> **DATASET RECORDS**:
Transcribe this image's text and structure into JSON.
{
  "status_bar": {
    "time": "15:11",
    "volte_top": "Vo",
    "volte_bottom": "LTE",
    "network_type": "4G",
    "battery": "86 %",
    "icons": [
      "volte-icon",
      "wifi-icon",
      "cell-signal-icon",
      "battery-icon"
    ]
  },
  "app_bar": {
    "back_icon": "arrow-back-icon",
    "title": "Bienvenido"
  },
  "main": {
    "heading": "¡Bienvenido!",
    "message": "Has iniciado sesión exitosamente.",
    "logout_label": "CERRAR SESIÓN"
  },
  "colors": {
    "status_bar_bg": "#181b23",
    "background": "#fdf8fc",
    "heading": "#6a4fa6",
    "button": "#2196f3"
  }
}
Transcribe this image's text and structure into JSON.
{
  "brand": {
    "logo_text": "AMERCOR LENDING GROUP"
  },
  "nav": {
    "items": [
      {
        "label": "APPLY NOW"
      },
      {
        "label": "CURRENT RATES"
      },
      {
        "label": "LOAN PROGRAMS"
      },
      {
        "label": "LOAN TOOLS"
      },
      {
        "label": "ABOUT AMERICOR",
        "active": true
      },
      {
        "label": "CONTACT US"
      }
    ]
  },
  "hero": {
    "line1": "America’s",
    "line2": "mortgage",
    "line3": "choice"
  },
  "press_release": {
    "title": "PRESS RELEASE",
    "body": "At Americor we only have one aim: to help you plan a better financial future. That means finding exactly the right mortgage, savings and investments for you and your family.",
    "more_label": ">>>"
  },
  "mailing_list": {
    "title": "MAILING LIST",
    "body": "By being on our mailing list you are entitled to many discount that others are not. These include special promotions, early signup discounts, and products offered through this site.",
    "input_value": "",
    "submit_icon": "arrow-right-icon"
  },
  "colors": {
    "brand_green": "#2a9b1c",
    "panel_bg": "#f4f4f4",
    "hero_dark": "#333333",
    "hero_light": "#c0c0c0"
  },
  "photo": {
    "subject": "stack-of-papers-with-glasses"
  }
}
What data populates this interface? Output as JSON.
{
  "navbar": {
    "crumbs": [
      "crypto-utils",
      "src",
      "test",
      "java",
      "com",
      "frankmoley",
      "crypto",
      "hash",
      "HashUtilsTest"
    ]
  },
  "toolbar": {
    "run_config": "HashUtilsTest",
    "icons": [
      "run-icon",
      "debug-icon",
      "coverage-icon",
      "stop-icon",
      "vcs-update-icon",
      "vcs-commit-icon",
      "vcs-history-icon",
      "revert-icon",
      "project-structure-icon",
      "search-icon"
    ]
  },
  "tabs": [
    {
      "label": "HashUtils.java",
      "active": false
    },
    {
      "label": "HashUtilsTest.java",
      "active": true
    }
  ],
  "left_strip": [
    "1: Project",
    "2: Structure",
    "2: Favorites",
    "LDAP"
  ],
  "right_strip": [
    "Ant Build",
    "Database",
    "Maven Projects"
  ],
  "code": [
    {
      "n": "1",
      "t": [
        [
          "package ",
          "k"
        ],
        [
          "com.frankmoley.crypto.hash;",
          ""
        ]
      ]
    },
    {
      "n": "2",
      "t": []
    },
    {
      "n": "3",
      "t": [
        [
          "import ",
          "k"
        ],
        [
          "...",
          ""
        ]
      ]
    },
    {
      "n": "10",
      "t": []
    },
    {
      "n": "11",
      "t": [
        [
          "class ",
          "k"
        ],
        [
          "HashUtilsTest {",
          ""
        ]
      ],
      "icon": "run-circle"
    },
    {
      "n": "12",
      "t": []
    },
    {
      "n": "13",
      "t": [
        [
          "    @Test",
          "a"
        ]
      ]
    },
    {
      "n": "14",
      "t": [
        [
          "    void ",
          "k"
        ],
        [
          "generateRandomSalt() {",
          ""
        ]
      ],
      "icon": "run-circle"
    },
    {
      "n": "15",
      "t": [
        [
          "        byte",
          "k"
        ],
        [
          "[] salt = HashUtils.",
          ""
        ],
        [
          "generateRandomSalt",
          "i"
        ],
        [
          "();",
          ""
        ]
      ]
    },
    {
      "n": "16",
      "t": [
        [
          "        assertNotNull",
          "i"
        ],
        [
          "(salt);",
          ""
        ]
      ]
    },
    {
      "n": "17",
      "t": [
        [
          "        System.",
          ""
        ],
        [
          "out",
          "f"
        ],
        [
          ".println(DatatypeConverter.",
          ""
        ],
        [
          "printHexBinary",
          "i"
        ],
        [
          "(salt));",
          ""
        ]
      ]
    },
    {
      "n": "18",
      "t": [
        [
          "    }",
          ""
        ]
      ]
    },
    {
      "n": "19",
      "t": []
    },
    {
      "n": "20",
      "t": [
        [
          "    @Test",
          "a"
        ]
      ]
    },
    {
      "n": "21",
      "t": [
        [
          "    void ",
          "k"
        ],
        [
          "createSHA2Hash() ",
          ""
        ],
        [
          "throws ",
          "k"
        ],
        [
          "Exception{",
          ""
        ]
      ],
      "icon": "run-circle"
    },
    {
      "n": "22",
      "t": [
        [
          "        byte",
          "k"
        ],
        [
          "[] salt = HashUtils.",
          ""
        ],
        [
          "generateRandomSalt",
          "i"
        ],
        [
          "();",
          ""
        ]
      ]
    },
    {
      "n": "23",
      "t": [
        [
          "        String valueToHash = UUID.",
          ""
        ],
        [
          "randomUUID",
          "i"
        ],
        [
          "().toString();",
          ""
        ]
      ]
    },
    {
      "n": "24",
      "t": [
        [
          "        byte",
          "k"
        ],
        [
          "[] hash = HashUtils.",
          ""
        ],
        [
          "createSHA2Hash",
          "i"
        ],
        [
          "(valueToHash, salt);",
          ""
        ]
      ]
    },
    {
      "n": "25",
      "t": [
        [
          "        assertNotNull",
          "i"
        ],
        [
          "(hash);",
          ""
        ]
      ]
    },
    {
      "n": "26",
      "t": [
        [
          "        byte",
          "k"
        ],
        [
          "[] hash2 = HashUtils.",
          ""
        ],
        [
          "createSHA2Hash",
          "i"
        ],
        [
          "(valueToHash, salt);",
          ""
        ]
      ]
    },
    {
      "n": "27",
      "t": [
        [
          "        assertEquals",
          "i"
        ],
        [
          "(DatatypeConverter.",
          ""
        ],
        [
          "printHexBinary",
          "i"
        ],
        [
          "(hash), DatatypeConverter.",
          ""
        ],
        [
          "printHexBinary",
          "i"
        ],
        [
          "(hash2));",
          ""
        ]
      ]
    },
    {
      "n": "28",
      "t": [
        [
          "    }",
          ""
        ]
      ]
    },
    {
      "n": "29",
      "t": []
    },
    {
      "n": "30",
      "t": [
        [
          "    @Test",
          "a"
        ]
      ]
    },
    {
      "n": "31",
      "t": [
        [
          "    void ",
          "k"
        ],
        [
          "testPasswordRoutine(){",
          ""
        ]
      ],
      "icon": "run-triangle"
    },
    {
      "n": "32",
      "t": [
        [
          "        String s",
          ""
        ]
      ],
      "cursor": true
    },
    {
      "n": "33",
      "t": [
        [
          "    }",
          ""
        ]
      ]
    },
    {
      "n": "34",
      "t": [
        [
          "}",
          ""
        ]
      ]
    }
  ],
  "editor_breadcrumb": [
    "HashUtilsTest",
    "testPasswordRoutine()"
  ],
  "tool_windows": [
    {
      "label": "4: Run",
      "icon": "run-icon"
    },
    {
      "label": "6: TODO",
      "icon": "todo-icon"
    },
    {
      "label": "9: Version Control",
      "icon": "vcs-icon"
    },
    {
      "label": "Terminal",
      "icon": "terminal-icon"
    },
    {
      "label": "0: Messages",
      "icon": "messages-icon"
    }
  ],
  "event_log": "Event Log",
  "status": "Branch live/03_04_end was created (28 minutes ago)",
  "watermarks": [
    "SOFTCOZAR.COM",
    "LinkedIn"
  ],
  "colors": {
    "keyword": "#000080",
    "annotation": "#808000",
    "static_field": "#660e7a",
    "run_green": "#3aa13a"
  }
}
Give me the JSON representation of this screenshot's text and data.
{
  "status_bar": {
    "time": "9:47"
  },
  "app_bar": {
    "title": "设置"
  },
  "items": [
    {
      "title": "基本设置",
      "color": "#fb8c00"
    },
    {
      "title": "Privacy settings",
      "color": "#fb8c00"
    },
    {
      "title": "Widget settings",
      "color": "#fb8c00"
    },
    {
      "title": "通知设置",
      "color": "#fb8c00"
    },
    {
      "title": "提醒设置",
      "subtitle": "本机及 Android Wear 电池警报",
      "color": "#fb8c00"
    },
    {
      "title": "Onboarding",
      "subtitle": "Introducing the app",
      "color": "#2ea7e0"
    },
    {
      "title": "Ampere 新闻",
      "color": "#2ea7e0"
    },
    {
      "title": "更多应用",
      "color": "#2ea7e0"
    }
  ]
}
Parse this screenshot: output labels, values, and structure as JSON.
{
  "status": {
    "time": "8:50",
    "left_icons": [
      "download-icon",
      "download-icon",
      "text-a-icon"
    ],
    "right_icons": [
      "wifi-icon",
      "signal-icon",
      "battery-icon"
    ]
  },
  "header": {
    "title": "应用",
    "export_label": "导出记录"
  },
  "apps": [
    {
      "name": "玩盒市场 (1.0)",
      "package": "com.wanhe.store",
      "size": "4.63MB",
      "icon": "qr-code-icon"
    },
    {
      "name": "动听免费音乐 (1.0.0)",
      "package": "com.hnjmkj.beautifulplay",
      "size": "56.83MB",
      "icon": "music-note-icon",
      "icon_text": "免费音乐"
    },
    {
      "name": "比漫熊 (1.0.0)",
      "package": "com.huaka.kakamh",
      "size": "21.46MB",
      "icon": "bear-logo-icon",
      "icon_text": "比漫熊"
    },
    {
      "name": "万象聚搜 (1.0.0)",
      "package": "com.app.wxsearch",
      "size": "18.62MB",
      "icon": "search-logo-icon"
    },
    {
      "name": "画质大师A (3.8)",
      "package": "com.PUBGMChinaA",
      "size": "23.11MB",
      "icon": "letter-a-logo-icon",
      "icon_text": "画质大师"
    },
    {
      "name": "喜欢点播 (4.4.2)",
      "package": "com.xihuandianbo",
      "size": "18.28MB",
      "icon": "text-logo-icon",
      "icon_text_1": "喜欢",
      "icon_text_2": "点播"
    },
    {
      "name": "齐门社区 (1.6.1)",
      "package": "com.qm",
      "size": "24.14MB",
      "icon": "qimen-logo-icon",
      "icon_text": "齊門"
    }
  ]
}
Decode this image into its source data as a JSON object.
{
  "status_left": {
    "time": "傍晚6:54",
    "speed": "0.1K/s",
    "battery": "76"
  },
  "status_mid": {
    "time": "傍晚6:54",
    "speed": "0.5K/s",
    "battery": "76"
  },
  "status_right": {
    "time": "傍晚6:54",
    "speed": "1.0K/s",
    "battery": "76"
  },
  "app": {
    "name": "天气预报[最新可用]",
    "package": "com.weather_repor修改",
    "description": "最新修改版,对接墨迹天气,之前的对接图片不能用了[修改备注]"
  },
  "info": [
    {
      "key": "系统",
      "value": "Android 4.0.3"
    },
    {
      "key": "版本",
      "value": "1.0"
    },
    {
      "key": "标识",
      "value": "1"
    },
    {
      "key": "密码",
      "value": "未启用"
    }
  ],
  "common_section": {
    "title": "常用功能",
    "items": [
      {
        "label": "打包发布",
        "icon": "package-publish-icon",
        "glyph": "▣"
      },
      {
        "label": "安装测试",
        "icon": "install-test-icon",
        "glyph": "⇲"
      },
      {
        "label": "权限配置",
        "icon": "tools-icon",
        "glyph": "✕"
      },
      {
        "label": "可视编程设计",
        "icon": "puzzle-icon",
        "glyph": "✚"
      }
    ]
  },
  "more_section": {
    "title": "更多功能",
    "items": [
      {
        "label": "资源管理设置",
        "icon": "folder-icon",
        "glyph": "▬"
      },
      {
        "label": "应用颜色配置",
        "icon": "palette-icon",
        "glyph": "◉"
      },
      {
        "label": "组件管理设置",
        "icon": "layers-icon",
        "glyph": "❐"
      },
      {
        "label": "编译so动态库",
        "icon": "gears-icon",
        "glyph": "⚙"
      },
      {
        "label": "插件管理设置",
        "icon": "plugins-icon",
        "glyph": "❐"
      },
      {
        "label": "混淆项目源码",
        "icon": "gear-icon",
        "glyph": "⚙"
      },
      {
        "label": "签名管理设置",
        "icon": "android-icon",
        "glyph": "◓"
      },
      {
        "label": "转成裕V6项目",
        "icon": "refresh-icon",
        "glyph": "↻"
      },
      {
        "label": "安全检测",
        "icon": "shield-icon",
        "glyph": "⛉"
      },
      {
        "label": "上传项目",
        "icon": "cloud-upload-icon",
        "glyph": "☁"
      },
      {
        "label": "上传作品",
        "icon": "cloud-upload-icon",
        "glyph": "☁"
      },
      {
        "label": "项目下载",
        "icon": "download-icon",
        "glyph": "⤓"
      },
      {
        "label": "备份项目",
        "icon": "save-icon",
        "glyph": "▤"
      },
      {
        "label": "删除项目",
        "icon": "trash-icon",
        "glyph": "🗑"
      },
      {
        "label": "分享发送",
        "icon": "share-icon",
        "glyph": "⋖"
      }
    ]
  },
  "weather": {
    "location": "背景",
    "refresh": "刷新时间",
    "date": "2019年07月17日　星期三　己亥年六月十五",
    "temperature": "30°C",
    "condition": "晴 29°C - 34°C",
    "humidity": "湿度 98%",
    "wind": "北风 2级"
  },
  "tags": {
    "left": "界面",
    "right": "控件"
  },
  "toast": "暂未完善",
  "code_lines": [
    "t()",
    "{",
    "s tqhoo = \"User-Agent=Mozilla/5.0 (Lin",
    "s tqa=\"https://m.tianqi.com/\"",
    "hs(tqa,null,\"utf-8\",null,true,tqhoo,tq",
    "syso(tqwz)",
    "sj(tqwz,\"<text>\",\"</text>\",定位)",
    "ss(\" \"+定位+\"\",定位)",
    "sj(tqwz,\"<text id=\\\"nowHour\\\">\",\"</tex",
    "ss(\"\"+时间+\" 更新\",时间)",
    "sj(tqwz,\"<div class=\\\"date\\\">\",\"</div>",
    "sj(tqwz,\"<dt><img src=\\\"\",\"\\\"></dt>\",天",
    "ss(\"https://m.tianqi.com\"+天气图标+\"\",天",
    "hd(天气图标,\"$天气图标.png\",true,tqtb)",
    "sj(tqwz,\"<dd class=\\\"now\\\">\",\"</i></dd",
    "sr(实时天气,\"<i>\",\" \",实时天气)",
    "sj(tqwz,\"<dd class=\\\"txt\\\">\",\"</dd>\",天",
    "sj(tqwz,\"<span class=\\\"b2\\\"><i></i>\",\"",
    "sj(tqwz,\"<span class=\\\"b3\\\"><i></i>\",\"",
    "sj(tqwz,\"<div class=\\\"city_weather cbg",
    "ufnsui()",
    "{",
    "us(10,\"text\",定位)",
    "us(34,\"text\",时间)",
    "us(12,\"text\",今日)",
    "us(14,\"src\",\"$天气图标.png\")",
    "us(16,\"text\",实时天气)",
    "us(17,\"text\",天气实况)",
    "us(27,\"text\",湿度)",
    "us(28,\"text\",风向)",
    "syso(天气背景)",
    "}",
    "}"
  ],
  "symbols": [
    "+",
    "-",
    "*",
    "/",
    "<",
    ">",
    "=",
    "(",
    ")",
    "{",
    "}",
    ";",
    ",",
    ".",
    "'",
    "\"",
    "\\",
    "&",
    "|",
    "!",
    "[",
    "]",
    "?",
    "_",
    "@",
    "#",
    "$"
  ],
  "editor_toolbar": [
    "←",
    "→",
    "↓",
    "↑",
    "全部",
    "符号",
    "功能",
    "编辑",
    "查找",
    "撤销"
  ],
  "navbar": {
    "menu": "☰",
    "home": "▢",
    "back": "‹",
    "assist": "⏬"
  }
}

> **WRITTEN INSTRUCTION**:
Show the lines of the records that include the string "settings".

> **TASK ANSWER**:
      "title": "Privacy settings",
      "title": "Widget settings",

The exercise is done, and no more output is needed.